**Given instruction**. Copy each line of the records that holds the string "JSON".

**Data supplied**.
==*==

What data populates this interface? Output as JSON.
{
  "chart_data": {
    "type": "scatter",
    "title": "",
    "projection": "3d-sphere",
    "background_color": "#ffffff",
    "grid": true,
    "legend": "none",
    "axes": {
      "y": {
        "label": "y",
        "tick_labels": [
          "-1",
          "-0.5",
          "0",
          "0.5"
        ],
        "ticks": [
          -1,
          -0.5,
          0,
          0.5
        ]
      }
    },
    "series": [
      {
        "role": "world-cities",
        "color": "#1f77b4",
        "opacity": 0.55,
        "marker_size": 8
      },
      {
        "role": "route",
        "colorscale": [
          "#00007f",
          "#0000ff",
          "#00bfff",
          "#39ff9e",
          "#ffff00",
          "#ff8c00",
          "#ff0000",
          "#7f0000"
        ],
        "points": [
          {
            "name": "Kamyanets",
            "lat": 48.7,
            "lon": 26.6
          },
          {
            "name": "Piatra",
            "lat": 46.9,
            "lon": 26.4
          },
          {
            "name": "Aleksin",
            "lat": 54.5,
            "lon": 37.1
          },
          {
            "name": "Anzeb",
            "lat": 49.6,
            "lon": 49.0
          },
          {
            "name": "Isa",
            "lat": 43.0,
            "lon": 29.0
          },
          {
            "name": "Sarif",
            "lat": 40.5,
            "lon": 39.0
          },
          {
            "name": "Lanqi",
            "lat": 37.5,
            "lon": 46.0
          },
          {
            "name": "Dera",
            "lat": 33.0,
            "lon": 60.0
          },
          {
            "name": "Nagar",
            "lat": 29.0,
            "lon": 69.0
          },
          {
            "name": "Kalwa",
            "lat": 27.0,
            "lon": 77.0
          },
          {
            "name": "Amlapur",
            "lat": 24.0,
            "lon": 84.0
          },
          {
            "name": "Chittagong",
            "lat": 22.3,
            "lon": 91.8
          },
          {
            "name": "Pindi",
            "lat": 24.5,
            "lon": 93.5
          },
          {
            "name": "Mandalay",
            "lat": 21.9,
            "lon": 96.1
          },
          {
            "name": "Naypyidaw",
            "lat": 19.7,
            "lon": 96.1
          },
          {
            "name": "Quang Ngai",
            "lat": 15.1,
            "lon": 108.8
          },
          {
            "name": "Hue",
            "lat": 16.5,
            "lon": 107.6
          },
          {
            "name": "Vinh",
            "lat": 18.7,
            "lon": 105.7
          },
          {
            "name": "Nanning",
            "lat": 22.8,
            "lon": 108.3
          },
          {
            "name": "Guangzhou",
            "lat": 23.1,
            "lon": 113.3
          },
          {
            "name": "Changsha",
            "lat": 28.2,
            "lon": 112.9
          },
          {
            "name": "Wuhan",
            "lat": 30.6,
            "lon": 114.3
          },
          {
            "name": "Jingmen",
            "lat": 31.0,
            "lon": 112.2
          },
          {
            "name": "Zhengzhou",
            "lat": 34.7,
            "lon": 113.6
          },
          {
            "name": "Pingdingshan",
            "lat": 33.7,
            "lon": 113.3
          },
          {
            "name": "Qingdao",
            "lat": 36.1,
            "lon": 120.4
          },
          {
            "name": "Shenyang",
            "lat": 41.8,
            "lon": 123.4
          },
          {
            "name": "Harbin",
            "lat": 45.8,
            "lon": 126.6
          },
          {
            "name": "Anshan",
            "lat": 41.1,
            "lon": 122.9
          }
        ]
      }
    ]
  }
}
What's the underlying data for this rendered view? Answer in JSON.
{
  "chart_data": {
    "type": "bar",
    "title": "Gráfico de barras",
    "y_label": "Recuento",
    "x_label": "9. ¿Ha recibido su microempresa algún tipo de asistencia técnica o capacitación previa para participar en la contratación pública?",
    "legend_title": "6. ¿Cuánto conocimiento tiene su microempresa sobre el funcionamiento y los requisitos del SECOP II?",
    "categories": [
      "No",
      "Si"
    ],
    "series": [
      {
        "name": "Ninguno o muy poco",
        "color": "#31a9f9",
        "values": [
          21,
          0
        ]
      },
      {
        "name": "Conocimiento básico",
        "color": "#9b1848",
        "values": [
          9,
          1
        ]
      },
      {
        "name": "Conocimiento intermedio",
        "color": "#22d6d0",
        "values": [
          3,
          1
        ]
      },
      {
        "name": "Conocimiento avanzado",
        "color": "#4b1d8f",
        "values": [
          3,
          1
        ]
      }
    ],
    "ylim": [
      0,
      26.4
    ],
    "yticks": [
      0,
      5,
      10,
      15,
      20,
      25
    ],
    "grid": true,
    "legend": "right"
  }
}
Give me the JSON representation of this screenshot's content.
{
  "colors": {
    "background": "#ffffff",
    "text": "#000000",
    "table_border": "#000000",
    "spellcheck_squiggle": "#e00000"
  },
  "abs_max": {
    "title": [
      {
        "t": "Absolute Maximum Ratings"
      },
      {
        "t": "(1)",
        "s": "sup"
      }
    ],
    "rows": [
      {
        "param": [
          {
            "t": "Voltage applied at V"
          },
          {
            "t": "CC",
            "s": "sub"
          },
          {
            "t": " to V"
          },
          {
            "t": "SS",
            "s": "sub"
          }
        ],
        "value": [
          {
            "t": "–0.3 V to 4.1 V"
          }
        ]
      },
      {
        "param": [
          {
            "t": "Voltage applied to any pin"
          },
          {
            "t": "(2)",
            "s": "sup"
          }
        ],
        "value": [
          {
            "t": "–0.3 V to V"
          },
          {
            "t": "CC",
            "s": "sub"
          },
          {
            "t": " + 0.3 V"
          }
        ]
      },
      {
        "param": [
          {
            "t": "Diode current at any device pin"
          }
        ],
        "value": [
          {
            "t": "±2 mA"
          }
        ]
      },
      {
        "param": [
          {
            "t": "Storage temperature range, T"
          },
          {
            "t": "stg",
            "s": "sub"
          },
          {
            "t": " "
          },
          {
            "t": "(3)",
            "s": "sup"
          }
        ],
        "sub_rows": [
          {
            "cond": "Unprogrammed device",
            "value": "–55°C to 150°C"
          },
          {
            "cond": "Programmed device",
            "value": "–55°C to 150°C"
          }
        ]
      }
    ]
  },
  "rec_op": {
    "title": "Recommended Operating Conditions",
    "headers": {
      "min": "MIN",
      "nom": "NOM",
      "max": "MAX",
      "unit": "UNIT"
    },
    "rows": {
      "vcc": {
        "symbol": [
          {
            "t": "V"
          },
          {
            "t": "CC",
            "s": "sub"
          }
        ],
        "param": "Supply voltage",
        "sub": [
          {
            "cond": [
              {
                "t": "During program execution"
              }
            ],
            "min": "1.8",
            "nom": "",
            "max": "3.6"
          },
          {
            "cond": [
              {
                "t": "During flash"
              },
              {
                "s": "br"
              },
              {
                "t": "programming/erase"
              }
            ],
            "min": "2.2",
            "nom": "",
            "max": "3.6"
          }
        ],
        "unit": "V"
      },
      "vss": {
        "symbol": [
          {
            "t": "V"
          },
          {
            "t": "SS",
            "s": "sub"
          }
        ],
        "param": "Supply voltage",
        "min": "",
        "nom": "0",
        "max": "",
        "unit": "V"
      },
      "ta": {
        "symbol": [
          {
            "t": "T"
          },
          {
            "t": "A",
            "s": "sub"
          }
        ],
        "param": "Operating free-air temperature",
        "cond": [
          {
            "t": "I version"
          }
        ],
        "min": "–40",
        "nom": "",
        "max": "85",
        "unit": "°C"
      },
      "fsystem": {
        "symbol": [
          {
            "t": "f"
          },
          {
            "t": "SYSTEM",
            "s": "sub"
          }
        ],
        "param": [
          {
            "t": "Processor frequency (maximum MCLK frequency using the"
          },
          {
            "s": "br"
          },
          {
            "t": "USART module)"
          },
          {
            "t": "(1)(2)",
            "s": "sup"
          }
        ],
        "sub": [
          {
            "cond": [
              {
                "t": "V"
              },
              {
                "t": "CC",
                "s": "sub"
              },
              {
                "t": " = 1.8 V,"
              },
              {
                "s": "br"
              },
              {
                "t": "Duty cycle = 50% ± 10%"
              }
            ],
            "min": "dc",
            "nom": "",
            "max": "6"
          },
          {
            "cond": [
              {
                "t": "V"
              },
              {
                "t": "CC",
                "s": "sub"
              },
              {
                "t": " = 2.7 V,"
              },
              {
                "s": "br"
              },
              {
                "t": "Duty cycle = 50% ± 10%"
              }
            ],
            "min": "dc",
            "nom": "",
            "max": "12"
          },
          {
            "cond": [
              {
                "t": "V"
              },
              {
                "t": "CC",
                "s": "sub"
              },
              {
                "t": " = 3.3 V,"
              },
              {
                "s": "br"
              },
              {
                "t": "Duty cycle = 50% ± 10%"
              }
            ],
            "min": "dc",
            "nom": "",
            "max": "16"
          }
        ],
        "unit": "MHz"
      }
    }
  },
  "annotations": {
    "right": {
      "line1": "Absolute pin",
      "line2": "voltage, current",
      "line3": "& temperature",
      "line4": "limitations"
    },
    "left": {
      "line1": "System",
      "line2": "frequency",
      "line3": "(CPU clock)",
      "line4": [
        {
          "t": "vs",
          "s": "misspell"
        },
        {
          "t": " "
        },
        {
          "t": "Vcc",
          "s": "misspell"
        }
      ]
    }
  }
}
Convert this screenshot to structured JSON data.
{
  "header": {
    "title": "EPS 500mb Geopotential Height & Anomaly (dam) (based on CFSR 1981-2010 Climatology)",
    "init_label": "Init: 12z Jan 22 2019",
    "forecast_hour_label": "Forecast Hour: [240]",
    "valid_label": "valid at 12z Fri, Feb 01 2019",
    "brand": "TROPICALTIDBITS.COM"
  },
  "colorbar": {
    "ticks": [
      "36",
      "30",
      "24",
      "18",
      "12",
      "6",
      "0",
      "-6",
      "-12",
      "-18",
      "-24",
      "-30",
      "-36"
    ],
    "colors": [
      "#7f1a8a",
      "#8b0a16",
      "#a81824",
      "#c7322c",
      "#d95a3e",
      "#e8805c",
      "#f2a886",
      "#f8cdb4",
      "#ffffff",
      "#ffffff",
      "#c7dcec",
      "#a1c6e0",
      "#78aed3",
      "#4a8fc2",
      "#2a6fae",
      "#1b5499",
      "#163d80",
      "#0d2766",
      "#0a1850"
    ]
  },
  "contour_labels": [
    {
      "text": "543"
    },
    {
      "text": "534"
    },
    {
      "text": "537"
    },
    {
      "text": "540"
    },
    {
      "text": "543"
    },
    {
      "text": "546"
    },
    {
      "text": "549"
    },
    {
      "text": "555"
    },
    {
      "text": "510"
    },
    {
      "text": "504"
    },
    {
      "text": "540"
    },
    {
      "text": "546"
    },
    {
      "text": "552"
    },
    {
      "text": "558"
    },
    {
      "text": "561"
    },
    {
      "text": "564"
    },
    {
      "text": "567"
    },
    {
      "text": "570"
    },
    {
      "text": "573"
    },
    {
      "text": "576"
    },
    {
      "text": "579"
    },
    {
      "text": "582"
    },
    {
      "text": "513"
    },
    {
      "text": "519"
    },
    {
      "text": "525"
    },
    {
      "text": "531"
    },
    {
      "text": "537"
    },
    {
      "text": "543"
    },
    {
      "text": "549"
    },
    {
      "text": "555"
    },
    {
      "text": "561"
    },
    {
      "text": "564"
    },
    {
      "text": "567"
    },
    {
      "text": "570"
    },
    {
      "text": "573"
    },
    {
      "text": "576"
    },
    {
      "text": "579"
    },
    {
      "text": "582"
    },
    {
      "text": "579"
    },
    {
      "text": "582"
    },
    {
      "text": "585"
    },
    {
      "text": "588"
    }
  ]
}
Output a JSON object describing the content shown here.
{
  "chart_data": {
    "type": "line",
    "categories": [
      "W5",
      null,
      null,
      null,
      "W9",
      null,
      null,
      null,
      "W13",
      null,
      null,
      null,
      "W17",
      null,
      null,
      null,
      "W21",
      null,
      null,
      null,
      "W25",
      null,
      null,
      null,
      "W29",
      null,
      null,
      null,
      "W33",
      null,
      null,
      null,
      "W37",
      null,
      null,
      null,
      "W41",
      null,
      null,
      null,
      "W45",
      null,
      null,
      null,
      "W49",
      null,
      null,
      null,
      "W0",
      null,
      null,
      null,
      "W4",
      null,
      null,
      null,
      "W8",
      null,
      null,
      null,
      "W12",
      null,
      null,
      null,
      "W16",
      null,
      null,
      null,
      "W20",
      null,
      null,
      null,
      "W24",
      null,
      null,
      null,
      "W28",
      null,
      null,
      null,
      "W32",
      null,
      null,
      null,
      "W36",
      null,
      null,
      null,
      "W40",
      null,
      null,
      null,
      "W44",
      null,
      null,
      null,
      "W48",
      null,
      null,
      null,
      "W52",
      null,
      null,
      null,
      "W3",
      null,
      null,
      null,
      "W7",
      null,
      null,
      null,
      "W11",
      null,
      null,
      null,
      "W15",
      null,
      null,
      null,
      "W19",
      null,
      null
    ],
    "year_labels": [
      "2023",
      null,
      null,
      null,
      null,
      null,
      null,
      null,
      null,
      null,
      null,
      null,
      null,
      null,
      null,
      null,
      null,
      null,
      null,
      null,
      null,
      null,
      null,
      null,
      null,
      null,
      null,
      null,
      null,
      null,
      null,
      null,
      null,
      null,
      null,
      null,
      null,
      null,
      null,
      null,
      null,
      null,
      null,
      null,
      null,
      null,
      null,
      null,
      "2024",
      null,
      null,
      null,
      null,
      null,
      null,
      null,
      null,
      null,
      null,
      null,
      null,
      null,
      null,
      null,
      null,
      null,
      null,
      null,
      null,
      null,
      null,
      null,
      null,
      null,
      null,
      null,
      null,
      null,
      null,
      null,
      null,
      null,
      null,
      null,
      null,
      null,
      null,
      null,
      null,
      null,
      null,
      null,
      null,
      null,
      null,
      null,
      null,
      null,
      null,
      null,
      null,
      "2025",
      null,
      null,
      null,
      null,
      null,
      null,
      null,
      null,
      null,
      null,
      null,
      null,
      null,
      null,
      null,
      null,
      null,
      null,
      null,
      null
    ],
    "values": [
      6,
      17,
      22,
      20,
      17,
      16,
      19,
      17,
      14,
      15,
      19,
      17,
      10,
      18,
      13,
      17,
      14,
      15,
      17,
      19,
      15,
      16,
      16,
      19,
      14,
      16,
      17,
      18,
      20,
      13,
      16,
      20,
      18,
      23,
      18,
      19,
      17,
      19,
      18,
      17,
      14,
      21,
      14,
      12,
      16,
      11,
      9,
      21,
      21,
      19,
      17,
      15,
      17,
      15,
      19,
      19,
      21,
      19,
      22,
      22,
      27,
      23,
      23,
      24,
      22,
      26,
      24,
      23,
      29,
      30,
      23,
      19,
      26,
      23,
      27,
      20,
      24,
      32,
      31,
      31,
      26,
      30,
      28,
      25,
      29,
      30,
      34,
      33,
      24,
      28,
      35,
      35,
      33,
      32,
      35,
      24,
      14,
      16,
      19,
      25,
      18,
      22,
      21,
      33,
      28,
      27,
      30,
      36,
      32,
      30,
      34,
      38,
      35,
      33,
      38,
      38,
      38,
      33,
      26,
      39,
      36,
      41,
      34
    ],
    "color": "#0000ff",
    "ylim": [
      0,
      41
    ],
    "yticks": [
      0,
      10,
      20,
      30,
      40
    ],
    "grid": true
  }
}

==*==

**Solved exercise**.
What data populates this interface? Output as JSON.
What's the underlying data for this rendered view? Answer in JSON.
Give me the JSON representation of this screenshot's content.
Convert this screenshot to structured JSON data.
Output a JSON object describing the content shown here.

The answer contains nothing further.